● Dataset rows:
----

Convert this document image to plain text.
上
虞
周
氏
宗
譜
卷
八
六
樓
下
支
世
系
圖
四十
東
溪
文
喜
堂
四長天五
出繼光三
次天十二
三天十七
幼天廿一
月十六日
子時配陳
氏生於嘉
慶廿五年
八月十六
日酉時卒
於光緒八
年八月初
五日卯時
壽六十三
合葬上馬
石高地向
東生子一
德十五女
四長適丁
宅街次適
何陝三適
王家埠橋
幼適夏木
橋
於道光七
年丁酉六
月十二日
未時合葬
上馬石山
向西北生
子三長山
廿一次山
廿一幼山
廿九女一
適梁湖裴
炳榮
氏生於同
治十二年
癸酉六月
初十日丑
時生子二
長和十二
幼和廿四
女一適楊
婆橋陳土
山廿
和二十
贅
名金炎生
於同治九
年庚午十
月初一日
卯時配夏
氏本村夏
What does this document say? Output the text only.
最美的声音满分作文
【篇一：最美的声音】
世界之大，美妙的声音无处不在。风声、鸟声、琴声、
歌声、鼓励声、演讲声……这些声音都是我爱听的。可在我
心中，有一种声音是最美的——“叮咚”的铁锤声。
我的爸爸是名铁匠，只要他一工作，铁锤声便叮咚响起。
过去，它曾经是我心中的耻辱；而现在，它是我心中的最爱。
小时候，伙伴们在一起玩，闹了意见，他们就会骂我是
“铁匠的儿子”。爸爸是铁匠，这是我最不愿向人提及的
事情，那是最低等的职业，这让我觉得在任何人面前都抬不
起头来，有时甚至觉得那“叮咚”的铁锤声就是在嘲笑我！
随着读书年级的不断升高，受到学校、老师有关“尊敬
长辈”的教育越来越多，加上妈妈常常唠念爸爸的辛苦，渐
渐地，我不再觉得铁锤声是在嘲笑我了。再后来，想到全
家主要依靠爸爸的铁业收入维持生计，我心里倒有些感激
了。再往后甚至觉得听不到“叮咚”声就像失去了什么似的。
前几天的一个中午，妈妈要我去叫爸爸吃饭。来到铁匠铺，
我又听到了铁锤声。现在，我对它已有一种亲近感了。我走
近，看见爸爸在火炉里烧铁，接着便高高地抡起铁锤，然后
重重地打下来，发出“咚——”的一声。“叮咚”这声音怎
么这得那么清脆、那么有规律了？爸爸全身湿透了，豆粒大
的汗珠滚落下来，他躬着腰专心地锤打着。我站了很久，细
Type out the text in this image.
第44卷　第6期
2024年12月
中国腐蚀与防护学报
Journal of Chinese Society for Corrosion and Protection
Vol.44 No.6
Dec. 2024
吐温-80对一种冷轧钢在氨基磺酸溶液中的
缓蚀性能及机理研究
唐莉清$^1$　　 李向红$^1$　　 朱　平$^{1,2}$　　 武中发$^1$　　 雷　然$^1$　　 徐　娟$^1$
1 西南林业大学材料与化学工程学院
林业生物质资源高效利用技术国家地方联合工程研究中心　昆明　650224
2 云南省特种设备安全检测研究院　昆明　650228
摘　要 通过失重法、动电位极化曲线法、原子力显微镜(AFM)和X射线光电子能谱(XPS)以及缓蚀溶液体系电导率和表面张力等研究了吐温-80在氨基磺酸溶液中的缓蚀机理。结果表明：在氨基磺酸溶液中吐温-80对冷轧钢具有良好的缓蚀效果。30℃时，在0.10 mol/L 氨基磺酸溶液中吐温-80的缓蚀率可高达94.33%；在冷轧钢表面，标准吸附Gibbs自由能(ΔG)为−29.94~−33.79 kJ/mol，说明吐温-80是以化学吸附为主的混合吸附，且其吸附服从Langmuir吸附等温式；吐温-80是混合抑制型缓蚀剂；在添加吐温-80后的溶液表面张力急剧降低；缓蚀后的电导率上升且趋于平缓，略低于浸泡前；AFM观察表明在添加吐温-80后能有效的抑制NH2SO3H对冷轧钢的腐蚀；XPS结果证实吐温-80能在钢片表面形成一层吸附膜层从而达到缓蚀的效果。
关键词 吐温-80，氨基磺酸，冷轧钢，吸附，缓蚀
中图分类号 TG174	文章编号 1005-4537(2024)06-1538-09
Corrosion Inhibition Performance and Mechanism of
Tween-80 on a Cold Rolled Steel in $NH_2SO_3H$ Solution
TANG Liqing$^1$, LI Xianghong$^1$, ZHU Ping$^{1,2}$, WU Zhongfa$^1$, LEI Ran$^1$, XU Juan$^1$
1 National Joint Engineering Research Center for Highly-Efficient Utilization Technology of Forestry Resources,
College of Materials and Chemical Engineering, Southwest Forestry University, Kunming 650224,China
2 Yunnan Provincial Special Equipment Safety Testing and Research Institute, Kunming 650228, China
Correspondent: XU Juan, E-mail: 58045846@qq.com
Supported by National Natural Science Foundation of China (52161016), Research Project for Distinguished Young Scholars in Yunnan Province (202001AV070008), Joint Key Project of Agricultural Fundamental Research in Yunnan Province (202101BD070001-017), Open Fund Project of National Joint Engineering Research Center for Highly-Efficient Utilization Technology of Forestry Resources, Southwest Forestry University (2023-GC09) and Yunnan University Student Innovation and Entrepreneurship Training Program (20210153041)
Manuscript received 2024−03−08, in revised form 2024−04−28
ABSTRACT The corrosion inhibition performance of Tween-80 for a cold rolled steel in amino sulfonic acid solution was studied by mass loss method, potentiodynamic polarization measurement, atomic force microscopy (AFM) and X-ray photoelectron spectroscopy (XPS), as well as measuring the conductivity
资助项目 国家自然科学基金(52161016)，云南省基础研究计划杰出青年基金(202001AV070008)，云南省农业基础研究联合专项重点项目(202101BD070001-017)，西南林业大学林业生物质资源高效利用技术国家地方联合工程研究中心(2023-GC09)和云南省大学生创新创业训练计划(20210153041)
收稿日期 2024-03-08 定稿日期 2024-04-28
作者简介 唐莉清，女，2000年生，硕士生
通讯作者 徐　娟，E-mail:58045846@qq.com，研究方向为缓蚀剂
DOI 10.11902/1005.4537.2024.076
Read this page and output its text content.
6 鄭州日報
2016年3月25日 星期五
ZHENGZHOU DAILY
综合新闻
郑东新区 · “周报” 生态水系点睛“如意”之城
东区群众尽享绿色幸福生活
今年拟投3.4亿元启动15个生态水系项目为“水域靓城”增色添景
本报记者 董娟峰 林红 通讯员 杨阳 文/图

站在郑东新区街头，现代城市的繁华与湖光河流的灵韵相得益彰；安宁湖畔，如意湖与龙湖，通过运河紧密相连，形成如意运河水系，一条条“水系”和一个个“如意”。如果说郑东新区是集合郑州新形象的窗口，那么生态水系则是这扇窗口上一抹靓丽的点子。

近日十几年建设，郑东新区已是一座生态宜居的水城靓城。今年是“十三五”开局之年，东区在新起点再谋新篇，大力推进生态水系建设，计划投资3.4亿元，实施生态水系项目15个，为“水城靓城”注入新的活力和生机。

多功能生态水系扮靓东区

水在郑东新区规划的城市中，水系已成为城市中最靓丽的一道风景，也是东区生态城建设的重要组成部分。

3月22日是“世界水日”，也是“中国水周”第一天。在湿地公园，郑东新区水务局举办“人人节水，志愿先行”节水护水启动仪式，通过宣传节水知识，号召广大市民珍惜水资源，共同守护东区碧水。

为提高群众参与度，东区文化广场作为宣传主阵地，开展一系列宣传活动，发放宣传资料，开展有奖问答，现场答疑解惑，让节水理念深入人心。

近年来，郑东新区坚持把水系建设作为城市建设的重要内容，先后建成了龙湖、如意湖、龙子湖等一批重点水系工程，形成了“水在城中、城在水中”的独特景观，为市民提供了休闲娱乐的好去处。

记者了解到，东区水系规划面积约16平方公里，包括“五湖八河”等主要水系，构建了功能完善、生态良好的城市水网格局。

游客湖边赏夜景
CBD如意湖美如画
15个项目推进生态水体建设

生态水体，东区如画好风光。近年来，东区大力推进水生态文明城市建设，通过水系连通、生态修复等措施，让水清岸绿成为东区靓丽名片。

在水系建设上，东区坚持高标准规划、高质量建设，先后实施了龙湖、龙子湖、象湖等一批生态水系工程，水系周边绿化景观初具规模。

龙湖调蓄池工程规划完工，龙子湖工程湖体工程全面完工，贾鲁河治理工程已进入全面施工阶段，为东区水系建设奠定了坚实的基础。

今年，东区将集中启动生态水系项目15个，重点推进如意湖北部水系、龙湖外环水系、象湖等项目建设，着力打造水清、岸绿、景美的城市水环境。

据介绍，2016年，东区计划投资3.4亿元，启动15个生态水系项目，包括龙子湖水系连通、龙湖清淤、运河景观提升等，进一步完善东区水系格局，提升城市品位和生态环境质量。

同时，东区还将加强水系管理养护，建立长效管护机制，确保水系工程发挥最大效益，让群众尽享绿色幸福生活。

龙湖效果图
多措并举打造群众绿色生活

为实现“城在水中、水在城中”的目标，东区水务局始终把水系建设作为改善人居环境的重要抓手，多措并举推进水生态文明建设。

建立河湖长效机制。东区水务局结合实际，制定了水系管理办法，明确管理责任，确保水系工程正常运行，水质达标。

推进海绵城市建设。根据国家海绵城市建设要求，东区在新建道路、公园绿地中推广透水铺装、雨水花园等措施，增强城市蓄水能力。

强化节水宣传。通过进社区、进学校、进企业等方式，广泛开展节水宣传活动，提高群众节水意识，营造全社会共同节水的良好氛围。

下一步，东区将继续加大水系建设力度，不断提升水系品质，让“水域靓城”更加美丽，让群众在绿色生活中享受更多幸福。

----

● Task instructions: From the records above, pick out and copy each line holding the word "Juan".

● Answer to this task:
TANG Liqing$^1$, LI Xianghong$^1$, ZHU Ping$^{1,2}$, WU Zhongfa$^1$, LEI Ran$^1$, XU Juan$^1$
Correspondent: XU Juan, E-mail: 58045846@qq.com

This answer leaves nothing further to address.